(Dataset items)
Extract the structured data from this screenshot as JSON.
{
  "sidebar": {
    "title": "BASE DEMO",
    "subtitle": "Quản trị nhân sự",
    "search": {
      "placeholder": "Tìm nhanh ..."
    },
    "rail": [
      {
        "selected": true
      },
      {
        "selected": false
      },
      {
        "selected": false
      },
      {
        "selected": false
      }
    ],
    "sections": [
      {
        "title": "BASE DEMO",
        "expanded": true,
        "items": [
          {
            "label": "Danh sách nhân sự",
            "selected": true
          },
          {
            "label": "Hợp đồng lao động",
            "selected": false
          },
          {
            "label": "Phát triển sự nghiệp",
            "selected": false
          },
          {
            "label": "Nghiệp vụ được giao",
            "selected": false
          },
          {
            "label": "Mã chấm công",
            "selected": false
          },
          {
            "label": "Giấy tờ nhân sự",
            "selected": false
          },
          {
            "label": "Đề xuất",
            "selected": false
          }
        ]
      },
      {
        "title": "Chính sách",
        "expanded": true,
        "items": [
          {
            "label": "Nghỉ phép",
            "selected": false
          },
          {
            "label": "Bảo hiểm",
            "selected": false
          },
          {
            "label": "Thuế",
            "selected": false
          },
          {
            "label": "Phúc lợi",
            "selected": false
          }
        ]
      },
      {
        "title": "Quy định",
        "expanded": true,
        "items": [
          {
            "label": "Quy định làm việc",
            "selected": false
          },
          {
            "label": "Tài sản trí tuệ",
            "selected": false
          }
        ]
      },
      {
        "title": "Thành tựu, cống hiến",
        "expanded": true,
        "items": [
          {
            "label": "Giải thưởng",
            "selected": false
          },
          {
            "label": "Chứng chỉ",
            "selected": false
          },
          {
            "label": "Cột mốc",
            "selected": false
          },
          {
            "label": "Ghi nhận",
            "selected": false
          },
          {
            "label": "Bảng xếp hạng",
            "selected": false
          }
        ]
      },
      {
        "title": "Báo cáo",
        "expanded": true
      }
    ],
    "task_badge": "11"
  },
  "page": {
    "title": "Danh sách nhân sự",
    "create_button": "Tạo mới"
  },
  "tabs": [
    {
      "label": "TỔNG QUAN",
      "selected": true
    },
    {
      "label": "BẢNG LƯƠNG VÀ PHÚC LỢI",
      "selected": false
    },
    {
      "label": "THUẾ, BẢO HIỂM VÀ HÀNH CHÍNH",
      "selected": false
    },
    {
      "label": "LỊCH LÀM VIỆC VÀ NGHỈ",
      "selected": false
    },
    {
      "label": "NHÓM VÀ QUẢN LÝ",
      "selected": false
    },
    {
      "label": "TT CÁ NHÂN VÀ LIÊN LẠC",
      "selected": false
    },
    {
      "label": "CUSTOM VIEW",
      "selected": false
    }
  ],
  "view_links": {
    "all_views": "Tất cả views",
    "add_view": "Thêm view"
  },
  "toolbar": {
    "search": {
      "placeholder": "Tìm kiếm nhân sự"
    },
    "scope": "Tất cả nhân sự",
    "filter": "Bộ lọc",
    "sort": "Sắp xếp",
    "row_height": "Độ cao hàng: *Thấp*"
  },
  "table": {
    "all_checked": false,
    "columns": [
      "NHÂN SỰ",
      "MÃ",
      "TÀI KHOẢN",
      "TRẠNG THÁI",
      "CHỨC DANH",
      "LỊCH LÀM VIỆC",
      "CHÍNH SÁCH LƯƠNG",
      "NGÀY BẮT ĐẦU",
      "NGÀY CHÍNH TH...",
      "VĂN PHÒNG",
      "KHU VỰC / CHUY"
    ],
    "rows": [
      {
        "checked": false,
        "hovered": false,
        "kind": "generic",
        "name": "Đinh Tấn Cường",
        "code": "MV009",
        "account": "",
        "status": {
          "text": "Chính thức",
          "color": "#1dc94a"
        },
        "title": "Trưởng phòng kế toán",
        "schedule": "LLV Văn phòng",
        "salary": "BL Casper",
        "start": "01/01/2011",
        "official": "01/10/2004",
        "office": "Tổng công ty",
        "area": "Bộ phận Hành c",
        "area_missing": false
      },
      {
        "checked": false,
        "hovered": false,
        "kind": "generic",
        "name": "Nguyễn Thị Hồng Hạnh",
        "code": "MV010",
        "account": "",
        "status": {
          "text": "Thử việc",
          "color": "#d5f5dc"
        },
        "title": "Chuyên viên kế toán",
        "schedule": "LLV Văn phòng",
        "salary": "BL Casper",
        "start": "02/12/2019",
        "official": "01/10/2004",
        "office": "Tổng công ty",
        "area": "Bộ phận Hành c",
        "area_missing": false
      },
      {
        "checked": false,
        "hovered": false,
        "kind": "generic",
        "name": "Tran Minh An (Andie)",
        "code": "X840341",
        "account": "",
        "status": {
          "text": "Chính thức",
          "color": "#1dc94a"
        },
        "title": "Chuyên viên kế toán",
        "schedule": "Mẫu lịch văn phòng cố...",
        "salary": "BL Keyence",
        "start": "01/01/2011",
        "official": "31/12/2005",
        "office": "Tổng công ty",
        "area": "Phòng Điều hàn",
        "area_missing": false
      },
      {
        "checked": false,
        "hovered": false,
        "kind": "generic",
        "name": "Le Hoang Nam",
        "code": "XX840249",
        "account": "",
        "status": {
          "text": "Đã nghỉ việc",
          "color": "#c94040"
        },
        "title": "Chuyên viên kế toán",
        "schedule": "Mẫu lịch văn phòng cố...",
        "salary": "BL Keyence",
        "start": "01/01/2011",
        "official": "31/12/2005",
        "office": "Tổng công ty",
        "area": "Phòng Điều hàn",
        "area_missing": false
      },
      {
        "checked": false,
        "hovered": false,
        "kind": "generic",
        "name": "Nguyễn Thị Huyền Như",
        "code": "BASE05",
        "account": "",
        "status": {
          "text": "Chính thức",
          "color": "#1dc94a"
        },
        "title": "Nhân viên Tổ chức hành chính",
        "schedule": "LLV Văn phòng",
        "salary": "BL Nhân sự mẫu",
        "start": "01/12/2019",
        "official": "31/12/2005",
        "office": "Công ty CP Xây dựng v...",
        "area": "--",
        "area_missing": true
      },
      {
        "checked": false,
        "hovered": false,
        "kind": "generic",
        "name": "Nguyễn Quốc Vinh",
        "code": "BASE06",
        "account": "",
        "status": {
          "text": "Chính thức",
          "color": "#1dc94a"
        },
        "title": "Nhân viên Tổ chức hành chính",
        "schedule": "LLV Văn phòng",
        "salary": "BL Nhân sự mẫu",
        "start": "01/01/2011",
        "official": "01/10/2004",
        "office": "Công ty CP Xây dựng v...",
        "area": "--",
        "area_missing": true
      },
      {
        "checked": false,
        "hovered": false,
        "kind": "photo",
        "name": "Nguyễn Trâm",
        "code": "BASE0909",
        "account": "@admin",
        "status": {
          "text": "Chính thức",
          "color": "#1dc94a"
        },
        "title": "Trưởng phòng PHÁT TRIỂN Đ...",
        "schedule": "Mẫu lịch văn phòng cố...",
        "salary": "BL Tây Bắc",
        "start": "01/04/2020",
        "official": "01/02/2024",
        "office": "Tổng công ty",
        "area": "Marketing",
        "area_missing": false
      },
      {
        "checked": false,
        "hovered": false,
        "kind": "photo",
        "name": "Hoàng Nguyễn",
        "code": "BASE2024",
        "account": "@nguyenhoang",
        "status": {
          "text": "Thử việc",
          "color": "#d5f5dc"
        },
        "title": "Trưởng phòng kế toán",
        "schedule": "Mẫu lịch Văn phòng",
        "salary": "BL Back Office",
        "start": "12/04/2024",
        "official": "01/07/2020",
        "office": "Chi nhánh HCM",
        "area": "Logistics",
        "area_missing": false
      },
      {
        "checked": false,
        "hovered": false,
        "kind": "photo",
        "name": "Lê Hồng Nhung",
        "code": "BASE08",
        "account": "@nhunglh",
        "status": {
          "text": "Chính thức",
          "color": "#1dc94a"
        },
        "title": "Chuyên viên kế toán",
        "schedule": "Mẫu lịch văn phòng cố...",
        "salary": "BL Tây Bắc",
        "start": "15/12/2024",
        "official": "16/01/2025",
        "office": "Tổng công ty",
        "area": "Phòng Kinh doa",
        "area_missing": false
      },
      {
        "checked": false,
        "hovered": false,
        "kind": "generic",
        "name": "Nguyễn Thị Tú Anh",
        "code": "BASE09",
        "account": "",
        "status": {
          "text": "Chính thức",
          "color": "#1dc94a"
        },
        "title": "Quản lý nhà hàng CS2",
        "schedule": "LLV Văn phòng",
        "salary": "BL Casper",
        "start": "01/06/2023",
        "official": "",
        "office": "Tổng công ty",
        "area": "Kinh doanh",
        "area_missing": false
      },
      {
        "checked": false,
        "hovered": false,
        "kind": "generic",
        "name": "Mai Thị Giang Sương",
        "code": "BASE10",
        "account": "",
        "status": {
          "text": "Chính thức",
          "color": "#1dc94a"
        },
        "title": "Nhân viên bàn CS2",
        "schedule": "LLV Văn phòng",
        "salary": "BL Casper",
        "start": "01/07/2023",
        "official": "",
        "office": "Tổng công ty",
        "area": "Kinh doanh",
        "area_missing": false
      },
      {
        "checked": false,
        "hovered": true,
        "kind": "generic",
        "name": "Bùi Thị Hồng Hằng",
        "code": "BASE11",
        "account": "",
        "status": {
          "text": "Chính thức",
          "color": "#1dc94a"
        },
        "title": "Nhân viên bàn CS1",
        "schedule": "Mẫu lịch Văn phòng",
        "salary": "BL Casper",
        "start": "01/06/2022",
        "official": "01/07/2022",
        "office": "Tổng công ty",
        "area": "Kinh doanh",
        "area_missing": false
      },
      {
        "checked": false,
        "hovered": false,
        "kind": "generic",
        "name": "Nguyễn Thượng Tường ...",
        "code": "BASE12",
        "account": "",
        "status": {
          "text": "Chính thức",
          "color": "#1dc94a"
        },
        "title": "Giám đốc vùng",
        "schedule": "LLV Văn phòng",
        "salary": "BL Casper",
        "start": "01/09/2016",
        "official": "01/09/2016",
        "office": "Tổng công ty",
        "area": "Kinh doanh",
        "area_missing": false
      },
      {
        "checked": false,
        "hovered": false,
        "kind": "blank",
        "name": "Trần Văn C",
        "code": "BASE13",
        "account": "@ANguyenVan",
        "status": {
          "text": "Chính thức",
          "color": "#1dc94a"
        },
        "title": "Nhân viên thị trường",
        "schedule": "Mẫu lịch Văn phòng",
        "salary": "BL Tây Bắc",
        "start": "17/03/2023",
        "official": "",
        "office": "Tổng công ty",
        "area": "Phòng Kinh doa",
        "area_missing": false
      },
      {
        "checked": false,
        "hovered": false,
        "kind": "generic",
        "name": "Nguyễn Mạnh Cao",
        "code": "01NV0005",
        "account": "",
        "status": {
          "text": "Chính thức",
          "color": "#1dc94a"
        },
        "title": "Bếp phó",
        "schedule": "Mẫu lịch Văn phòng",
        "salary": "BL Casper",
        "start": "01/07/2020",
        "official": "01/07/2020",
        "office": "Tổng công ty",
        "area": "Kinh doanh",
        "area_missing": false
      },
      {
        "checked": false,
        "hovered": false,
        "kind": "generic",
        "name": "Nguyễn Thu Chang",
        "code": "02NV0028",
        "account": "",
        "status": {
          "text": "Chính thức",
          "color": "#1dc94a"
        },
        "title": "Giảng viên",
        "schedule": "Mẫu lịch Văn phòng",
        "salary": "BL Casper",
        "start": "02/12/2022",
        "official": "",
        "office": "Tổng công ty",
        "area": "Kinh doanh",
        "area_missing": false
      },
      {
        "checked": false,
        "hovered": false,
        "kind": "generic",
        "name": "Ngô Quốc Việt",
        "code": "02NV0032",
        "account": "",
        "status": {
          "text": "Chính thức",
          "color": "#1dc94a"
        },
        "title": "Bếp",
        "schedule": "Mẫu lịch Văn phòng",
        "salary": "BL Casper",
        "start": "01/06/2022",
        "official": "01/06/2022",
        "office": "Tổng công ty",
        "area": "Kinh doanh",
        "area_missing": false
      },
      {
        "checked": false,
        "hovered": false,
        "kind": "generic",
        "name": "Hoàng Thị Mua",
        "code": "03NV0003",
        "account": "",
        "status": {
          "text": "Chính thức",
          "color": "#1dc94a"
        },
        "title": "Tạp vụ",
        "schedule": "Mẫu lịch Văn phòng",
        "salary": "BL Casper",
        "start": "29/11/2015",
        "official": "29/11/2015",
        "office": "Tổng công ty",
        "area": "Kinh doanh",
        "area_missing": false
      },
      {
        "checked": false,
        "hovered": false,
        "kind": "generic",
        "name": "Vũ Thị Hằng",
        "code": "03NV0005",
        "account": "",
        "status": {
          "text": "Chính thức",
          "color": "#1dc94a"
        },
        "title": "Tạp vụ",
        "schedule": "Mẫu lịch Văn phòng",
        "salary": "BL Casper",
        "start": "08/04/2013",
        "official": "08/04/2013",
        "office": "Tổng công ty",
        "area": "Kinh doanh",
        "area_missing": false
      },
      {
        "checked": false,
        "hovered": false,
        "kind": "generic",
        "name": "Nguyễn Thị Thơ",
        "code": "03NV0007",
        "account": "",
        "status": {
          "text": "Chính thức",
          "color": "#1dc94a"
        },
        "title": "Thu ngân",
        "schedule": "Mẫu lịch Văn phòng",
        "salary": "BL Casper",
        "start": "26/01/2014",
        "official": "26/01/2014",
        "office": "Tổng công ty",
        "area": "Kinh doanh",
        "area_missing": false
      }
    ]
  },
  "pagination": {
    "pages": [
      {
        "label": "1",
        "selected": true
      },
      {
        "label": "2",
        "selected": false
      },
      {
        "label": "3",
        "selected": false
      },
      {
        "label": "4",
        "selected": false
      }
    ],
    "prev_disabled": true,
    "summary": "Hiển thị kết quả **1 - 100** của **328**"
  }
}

• _EXERCISE TASK_
Look through the entries and find each line that has the string "Hằng". Copy those lines.

• _WRITTEN SOLUTION_
        "name": "Bùi Thị Hồng Hằng",
        "name": "Vũ Thị Hằng",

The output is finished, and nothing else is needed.